Raw records:
★ ★ ★ ★ ★ ★ ★

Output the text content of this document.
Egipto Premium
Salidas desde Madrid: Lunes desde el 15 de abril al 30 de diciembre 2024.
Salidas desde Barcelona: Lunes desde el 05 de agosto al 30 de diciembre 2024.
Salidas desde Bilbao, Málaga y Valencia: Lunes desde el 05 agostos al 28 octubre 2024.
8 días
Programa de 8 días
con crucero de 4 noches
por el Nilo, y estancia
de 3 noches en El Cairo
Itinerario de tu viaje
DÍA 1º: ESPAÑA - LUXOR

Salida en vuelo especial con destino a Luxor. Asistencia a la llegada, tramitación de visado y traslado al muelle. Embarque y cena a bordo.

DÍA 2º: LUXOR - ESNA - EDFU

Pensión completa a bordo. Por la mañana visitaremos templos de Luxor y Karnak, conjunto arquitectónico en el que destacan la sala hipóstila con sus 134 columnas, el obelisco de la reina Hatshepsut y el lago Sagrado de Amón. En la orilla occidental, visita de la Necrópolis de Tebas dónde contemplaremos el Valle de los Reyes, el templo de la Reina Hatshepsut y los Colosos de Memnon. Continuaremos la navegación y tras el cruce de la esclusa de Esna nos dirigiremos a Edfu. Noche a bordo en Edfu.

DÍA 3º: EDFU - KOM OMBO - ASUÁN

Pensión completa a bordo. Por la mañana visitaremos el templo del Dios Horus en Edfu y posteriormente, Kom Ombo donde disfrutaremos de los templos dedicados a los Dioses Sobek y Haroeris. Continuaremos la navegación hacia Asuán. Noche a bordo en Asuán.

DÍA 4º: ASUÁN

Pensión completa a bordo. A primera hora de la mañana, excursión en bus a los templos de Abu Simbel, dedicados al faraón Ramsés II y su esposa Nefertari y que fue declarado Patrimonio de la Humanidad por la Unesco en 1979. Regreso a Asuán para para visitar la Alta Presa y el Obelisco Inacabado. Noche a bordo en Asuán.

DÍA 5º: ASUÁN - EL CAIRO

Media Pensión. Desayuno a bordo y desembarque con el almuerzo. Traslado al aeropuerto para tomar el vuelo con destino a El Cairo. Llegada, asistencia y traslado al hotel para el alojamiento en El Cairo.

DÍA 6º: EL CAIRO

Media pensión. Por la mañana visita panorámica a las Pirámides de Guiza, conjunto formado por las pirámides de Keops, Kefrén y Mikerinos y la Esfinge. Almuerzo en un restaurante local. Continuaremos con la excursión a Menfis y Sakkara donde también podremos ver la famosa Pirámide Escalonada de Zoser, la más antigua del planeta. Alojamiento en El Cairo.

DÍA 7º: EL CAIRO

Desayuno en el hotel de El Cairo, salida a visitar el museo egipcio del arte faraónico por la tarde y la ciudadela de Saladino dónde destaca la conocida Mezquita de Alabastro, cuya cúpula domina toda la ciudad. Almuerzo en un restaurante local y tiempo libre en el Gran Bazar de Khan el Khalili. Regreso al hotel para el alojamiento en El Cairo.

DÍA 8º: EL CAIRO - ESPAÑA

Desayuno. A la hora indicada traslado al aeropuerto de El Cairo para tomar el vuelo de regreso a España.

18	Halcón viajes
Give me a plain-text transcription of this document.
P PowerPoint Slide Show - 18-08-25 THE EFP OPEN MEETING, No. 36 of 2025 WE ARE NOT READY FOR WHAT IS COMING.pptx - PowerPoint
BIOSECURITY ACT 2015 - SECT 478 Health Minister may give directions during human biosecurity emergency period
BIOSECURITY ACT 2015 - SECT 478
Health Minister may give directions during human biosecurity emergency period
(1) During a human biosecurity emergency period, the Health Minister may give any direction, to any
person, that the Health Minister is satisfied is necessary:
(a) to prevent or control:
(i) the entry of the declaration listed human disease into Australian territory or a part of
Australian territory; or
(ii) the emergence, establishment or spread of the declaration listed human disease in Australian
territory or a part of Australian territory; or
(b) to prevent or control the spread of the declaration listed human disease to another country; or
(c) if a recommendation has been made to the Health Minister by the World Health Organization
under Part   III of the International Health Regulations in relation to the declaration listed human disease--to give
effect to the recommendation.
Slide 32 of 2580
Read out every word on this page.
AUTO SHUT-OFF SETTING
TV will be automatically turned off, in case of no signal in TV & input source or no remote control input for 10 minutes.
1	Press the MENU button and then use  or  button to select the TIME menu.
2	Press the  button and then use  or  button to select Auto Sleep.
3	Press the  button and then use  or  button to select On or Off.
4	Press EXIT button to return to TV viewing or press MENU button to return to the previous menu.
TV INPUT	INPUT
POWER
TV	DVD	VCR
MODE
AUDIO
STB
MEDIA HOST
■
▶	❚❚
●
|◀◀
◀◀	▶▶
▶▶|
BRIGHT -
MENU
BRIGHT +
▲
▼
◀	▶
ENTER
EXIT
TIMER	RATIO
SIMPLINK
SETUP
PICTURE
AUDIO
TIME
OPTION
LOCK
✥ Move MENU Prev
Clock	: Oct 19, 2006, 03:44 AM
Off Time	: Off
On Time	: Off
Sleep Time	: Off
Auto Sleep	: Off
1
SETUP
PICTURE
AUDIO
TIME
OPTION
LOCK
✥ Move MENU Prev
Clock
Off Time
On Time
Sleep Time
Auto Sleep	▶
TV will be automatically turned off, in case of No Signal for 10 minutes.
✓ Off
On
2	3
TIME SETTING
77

★ ★ ★ ★ ★ ★ ★

PROMPT:
Starting at the line that contains "Read out every word on this page.", retype each line through the end of the listing above and nothing else.

ANSWER IN FULL:
Read out every word on this page.
AUTO SHUT-OFF SETTING
TV will be automatically turned off, in case of no signal in TV & input source or no remote control input for 10 minutes.
1	Press the MENU button and then use  or  button to select the TIME menu.
2	Press the  button and then use  or  button to select Auto Sleep.
3	Press the  button and then use  or  button to select On or Off.
4	Press EXIT button to return to TV viewing or press MENU button to return to the previous menu.
TV INPUT	INPUT
POWER
TV	DVD	VCR
MODE
AUDIO
STB
MEDIA HOST
■
▶	❚❚
●
|◀◀
◀◀	▶▶
▶▶|
BRIGHT -
MENU
BRIGHT +
▲
▼
◀	▶
ENTER
EXIT
TIMER	RATIO
SIMPLINK
SETUP
PICTURE
AUDIO
TIME
OPTION
LOCK
✥ Move MENU Prev
Clock	: Oct 19, 2006, 03:44 AM
Off Time	: Off
On Time	: Off
Sleep Time	: Off
Auto Sleep	: Off
1
SETUP
PICTURE
AUDIO
TIME
OPTION
LOCK
✥ Move MENU Prev
Clock
Off Time
On Time
Sleep Time
Auto Sleep	▶
TV will be automatically turned off, in case of No Signal for 10 minutes.
✓ Off
On
2	3
TIME SETTING
77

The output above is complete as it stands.